> [WHAT IS EXPECTED]: All lines featuring the string "active" are to be listed.

— begin RECORDS SHOWN —

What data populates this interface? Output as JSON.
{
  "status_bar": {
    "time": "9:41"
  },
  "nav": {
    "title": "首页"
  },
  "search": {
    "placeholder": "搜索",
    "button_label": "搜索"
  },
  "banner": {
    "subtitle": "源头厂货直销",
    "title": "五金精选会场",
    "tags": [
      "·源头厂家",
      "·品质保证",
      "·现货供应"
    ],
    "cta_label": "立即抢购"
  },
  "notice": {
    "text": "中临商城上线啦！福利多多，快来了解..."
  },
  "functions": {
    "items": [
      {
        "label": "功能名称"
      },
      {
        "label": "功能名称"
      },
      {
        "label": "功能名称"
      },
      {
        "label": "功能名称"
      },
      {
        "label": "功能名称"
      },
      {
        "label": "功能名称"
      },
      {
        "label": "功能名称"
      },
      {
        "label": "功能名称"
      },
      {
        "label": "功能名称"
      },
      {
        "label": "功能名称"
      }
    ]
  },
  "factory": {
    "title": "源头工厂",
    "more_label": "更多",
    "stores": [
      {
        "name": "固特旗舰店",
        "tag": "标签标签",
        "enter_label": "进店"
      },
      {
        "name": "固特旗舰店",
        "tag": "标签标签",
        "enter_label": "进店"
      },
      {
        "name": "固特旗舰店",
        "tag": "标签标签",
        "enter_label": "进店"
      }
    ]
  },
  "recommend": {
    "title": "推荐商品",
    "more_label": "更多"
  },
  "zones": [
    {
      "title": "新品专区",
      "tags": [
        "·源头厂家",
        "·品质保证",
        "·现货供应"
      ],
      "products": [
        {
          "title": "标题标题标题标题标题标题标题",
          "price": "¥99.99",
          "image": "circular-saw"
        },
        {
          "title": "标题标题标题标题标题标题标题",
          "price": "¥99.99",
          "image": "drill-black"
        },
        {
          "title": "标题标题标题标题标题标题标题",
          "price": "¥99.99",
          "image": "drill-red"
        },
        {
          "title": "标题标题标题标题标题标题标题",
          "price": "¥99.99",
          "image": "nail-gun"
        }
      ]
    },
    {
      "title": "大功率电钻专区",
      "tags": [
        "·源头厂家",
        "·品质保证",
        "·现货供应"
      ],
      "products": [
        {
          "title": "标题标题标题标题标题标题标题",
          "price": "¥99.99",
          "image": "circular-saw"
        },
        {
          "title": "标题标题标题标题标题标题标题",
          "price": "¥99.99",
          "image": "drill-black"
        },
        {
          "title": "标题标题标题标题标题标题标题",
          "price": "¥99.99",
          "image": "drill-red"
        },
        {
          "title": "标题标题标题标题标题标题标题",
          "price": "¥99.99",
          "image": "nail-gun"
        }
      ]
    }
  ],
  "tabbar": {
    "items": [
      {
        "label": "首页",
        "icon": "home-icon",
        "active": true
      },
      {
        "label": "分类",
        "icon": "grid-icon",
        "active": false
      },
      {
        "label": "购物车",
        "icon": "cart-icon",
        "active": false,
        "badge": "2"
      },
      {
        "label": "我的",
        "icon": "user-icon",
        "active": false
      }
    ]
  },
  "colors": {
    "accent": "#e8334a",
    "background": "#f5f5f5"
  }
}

— end RECORDS SHOWN —
— begin RECORDS SHOWN —

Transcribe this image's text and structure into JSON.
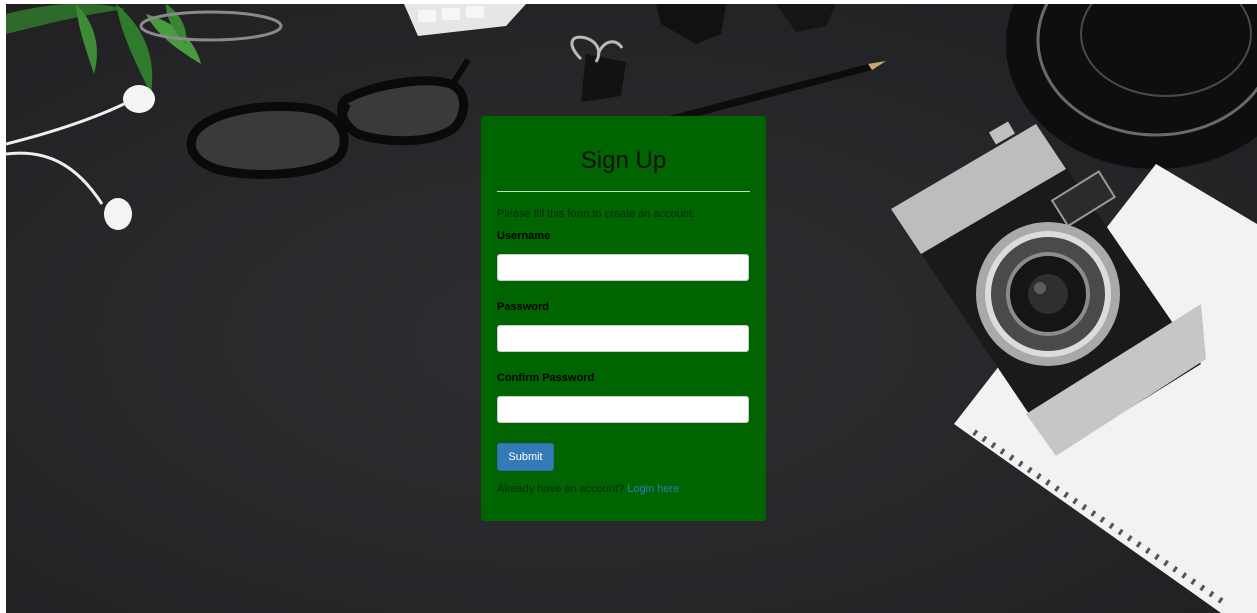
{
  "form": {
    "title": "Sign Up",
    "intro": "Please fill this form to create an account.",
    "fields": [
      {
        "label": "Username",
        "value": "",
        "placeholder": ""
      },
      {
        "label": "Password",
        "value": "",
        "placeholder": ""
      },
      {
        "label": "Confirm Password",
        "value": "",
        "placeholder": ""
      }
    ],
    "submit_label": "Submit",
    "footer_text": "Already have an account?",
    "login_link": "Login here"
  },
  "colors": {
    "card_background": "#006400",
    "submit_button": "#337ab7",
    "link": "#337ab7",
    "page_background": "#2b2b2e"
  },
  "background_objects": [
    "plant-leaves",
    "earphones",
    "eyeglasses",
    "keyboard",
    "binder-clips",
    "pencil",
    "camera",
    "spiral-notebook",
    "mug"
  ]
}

— end RECORDS SHOWN —

> [EXERCISE ANSWER]:
        "active": true
        "active": false
        "active": false,
        "active": false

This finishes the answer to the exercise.